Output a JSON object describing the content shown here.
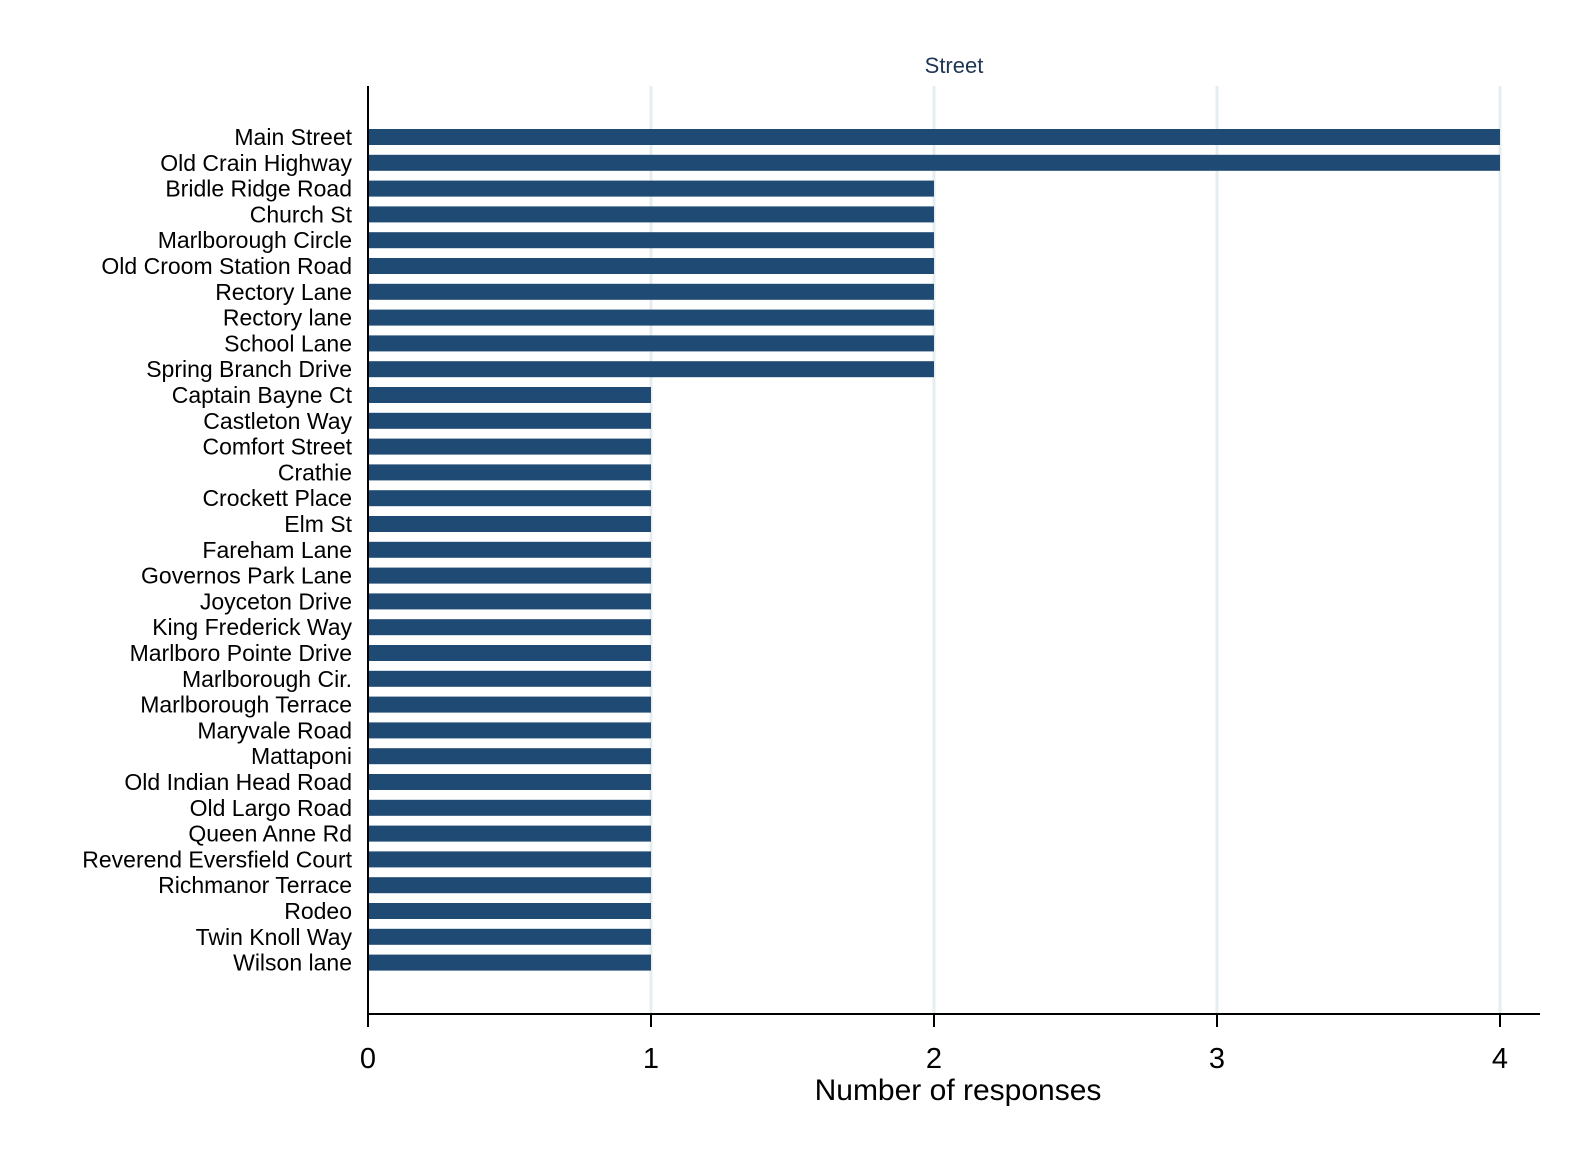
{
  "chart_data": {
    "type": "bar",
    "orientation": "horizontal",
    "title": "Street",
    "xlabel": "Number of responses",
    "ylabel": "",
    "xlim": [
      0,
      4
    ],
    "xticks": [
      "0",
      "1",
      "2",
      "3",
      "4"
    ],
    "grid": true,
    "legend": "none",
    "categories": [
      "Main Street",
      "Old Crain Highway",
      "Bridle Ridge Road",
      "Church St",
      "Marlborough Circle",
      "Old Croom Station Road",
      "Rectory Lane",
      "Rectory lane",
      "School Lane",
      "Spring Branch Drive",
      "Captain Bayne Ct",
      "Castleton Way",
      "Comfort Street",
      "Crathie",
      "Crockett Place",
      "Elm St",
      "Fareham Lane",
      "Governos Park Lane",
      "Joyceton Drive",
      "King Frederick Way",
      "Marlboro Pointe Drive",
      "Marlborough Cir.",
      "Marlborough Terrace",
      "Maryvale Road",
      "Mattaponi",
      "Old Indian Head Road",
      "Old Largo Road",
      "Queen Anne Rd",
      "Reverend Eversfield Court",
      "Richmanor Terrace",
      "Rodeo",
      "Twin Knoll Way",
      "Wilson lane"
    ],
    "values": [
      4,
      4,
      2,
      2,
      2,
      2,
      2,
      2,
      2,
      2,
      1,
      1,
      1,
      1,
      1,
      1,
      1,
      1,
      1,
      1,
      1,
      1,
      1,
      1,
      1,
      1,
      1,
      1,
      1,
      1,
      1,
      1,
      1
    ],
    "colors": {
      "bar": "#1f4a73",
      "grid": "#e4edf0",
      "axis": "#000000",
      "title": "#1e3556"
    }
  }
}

■ Set exercise:
Determine how many lines include the word "Street" and report that number by itself.

■ Answer to the task:
3